> EXERCISE BRIEF
Check each line below for the word "deux", and copy those that have it.
Begin DATA FOR PROCESSING
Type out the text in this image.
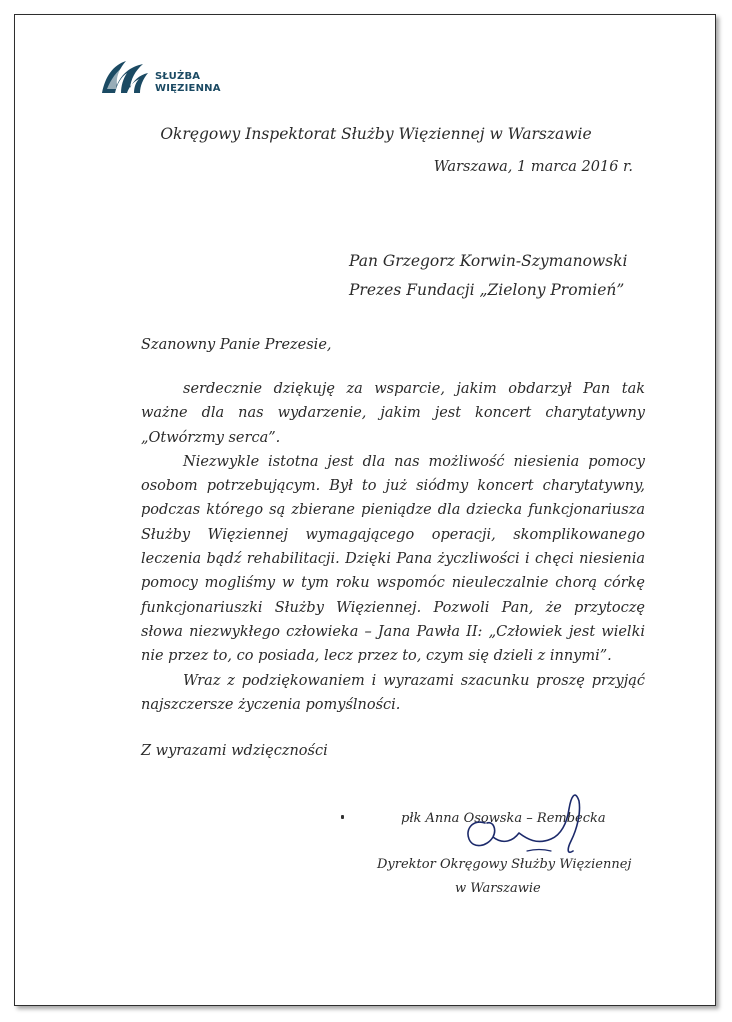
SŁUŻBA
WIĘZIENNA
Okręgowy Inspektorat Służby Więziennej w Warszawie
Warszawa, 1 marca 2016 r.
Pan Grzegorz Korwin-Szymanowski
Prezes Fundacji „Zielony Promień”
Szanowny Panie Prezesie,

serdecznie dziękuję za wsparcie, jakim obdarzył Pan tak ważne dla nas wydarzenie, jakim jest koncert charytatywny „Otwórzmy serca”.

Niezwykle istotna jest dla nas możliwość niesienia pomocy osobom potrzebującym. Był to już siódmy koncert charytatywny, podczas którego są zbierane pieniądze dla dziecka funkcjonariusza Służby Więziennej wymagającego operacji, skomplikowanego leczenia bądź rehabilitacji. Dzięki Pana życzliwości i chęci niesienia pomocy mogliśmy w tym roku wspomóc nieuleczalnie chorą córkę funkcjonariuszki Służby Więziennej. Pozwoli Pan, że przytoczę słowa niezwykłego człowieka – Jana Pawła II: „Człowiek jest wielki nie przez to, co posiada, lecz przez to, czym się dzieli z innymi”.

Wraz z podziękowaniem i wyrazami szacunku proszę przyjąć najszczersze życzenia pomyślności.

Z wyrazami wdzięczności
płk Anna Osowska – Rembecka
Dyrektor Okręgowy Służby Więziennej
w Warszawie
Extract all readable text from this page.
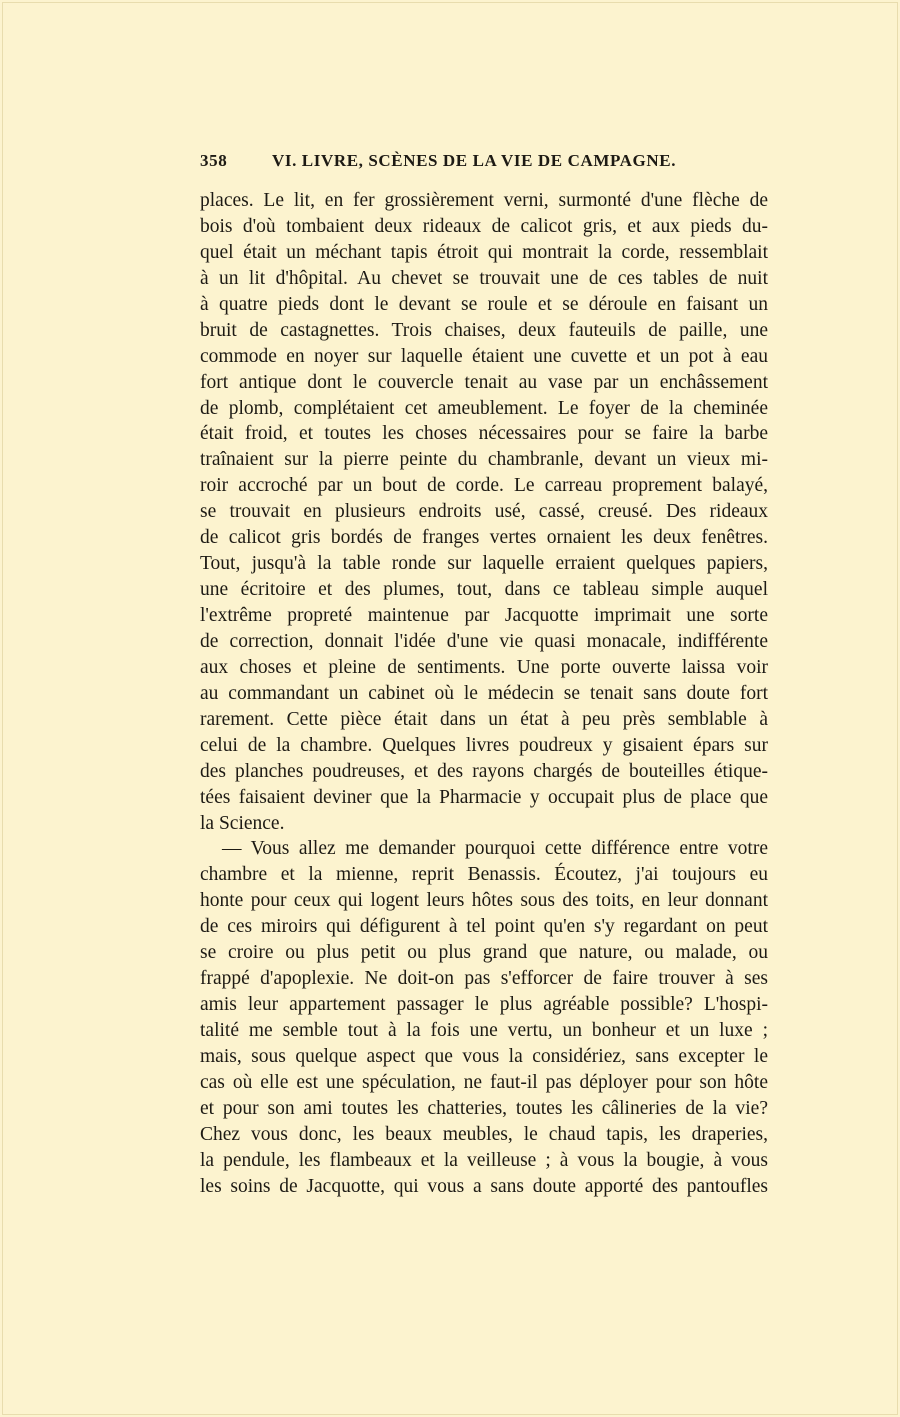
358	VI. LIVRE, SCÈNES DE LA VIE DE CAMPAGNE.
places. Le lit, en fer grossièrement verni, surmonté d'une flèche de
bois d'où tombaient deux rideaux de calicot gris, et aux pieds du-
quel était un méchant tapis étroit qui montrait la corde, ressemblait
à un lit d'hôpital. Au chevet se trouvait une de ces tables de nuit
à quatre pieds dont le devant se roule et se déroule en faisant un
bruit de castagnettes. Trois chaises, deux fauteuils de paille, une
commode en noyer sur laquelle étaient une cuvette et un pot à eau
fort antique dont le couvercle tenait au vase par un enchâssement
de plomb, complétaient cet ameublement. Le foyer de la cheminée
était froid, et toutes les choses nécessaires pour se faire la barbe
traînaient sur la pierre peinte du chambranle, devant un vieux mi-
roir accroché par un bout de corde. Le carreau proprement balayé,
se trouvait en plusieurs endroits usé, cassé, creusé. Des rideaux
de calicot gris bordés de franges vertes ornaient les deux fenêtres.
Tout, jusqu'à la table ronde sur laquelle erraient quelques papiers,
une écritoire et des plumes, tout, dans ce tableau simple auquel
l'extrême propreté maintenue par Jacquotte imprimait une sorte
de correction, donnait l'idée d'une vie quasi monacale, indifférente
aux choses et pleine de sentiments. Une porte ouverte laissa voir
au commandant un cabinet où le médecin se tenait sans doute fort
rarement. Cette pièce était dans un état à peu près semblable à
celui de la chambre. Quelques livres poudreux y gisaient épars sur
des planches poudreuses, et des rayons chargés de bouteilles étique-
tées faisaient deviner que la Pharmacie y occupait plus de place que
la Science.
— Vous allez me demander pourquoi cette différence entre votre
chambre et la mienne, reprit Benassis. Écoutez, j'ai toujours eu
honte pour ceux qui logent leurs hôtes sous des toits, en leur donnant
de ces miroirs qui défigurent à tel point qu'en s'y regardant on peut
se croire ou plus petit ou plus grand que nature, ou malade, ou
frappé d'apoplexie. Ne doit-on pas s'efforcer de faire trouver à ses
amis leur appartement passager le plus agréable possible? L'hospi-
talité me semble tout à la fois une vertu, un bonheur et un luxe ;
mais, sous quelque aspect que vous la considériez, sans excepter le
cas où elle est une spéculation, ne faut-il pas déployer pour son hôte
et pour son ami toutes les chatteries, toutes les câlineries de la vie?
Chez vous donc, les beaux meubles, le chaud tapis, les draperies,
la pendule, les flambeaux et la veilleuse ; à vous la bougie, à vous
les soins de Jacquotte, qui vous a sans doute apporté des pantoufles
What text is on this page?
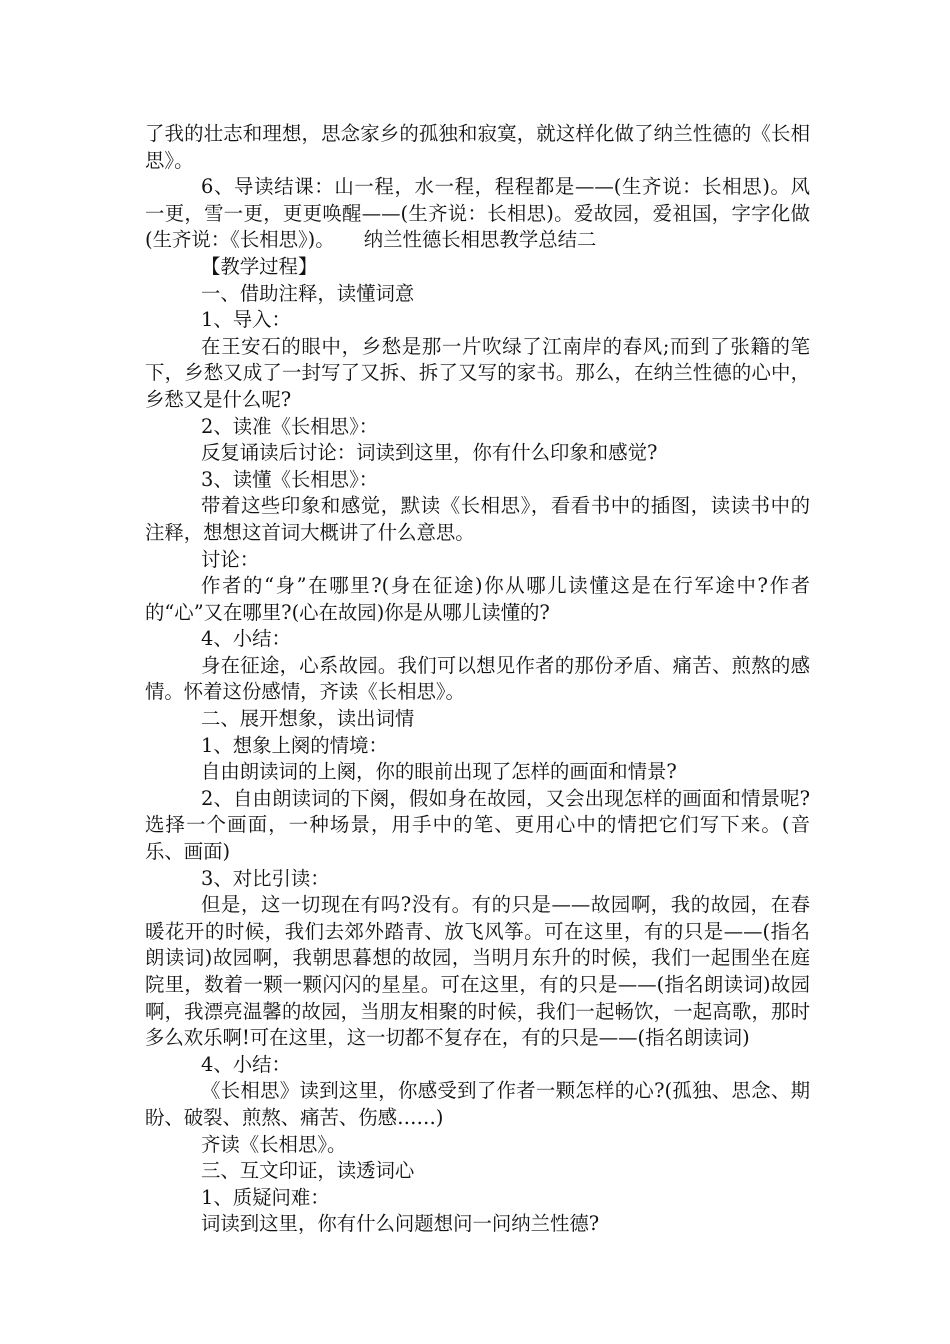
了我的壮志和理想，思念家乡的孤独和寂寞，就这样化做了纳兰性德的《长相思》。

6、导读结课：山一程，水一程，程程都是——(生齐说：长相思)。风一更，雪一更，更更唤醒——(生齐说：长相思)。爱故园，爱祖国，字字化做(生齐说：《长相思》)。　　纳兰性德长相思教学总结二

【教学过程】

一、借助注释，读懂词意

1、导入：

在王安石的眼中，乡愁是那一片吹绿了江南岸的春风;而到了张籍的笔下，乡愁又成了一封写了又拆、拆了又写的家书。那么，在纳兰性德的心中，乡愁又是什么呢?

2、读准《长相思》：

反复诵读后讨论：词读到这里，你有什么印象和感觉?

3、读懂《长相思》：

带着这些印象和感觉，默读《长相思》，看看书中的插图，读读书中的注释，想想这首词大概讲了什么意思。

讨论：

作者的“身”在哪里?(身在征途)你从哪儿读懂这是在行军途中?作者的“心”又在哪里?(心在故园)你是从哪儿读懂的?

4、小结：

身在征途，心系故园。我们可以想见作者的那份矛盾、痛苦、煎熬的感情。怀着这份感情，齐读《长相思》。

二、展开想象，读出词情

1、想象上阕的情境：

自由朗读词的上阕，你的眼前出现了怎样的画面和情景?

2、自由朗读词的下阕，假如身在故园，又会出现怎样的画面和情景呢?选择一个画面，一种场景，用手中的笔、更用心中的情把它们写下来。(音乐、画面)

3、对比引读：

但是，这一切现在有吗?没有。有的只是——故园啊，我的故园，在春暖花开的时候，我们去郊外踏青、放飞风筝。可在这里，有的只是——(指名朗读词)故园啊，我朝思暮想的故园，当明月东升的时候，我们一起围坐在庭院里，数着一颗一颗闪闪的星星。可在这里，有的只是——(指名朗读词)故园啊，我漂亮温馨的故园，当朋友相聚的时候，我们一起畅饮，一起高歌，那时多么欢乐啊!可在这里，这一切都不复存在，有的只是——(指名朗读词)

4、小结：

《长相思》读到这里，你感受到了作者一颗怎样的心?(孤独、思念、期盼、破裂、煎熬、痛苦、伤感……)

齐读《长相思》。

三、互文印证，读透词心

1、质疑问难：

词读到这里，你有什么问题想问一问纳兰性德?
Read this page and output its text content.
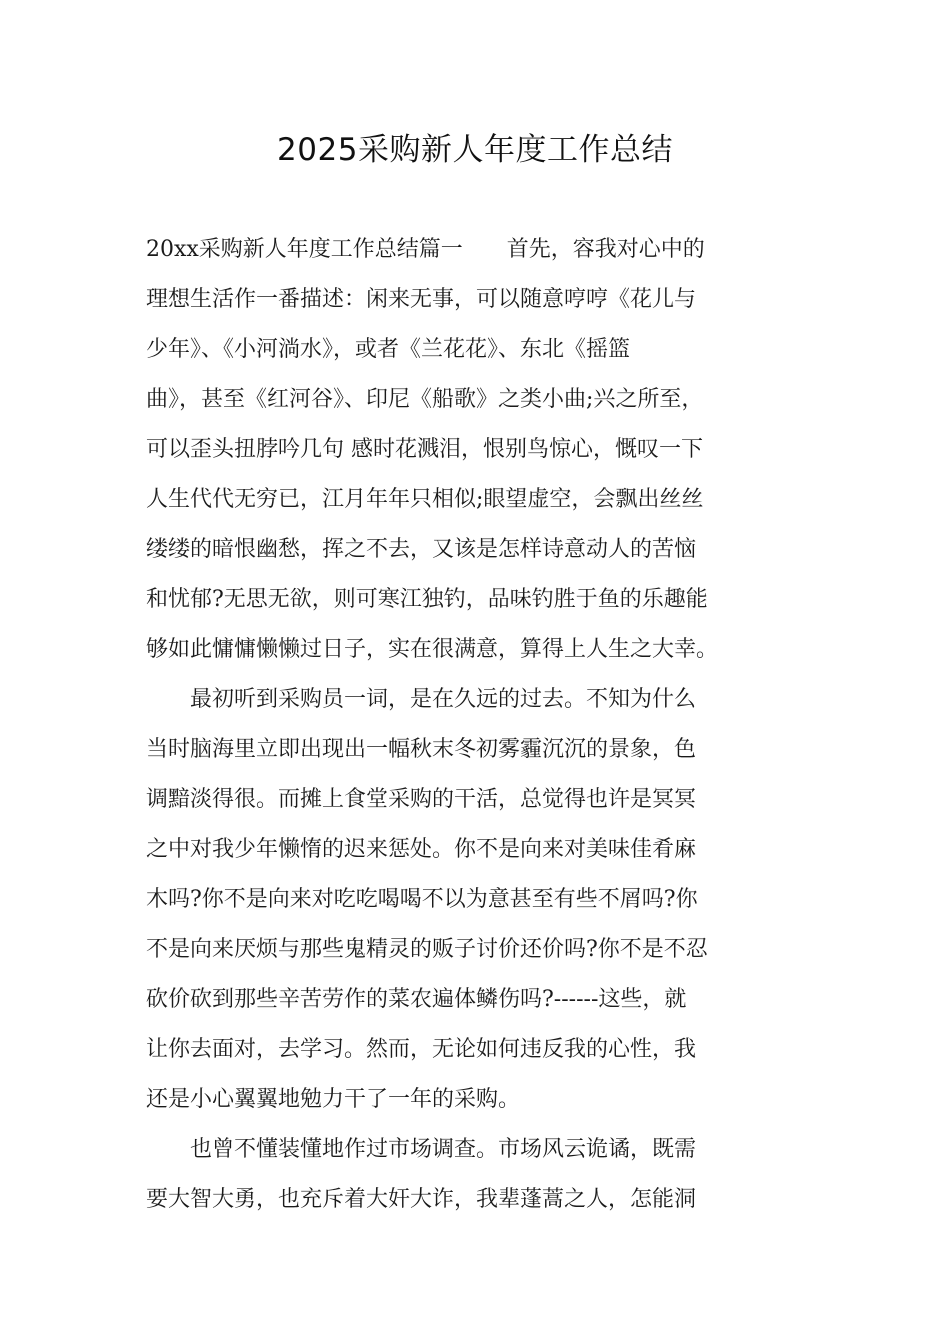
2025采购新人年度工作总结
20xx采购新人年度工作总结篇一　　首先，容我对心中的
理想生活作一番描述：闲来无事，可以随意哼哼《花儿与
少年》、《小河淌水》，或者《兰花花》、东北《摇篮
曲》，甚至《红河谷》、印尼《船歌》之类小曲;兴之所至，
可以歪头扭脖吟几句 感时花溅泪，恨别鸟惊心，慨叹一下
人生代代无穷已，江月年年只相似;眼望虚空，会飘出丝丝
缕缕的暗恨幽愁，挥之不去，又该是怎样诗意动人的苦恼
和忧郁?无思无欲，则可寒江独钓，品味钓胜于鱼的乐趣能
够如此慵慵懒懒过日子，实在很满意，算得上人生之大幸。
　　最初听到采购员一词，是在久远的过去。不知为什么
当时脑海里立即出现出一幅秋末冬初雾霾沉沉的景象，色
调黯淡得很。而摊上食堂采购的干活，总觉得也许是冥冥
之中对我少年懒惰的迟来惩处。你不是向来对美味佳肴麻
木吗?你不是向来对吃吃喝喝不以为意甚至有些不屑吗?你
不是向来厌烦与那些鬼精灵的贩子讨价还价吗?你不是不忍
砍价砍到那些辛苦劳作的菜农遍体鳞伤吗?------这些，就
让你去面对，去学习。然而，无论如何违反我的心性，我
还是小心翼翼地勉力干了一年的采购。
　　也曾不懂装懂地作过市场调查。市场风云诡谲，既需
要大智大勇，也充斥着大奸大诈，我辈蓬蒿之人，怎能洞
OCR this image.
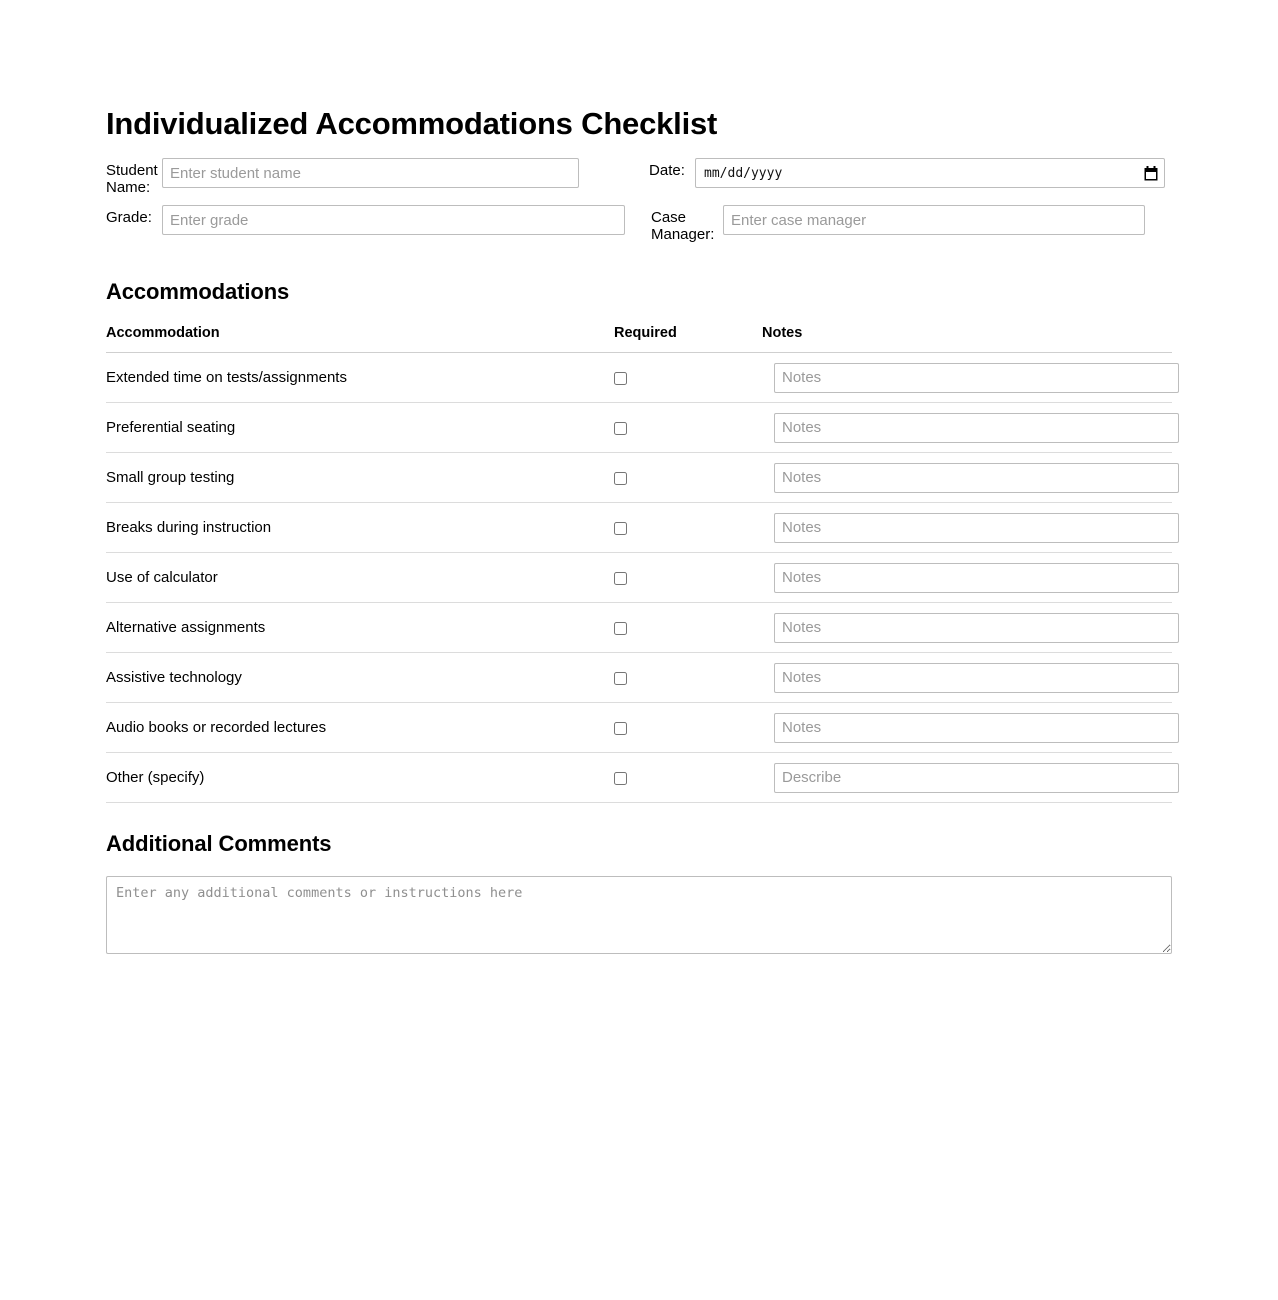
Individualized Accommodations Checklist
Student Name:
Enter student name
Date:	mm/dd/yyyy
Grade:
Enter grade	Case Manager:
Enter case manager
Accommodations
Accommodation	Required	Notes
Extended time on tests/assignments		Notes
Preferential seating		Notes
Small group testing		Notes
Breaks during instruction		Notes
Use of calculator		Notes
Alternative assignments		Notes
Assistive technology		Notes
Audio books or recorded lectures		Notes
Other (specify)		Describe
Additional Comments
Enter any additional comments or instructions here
End DATA FOR PROCESSING
> RESULT FOR THIS EXERCISE
bois d'où tombaient deux rideaux de calicot gris, et aux pieds du-
bruit de castagnettes. Trois chaises, deux fauteuils de paille, une
de calicot gris bordés de franges vertes ornaient les deux fenêtres.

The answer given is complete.